**GOAL OF THE EXERCISE:**
Using the material below, copy every line where "крючок" appears.

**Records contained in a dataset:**
>> start
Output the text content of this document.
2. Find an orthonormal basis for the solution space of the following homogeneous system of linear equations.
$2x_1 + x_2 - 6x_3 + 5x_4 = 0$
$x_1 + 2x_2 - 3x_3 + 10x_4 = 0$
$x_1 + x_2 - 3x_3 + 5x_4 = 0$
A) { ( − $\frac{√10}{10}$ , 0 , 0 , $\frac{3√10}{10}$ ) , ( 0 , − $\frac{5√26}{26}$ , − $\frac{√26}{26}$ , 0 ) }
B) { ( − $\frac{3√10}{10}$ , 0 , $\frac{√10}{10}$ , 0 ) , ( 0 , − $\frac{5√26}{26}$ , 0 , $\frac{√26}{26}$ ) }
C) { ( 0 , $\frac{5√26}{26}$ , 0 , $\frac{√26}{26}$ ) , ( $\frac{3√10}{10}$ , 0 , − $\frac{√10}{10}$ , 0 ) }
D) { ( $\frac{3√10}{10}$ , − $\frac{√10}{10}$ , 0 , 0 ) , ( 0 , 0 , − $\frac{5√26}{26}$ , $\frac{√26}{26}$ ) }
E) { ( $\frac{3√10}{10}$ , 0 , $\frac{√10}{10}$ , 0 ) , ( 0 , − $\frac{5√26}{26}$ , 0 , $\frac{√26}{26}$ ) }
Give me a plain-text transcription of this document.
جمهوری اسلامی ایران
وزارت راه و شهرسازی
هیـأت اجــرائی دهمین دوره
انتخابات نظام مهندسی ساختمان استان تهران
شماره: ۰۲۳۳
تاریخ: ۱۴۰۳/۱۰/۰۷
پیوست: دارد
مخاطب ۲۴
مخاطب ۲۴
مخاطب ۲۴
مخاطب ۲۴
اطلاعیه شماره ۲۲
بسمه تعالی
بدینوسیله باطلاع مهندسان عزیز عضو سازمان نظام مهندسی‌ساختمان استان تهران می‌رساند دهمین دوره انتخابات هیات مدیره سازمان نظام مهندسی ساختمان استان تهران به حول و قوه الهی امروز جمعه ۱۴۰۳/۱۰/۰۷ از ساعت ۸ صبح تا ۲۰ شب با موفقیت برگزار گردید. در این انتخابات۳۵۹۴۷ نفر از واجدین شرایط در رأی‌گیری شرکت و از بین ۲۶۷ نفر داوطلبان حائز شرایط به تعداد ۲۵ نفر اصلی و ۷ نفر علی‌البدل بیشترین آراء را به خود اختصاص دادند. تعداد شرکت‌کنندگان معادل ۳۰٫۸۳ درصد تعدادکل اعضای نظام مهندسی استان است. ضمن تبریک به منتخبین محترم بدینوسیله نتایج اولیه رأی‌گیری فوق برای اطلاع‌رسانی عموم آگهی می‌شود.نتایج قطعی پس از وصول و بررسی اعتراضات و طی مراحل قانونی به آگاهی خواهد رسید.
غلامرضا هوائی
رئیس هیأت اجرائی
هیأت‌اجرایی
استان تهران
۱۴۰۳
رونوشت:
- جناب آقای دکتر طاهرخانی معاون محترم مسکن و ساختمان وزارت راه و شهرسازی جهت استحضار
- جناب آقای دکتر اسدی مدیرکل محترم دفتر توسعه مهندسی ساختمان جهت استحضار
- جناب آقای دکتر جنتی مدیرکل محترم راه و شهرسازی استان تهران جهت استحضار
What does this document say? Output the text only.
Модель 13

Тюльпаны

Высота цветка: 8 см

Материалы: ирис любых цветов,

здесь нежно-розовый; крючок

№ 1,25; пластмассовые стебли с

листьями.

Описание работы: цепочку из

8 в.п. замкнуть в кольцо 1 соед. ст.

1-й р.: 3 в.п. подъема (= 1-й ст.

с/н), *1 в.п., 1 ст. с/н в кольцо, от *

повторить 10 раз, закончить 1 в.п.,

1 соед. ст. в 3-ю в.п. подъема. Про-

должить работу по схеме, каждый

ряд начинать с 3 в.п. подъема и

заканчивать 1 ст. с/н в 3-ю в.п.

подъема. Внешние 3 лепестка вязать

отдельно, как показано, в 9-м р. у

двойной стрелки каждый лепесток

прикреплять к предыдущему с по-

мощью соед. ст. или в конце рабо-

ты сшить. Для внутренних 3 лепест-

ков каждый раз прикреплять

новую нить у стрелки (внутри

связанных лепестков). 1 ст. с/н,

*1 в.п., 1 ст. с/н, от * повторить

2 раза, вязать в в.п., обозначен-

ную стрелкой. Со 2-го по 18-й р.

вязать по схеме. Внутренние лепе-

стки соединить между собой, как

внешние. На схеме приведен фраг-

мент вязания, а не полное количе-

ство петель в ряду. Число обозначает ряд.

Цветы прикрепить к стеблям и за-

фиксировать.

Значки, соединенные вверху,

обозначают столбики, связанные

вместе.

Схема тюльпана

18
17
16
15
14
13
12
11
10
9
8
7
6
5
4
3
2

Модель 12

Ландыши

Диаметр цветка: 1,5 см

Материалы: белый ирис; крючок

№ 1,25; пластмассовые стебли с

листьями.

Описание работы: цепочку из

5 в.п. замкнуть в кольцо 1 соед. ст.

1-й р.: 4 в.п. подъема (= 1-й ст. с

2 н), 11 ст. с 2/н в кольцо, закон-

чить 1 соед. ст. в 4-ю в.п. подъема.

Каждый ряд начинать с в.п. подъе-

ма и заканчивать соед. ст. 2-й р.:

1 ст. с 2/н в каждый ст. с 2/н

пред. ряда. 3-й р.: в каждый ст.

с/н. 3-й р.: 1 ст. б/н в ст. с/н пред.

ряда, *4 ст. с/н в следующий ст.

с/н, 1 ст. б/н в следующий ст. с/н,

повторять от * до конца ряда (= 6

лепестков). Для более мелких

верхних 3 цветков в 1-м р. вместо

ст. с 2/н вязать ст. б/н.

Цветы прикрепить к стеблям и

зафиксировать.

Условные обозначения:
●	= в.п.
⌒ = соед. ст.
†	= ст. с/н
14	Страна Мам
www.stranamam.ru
>> end
**COMPLETE ANSWER:**
здесь нежно-розовый; крючок
Материалы: белый ирис; крючок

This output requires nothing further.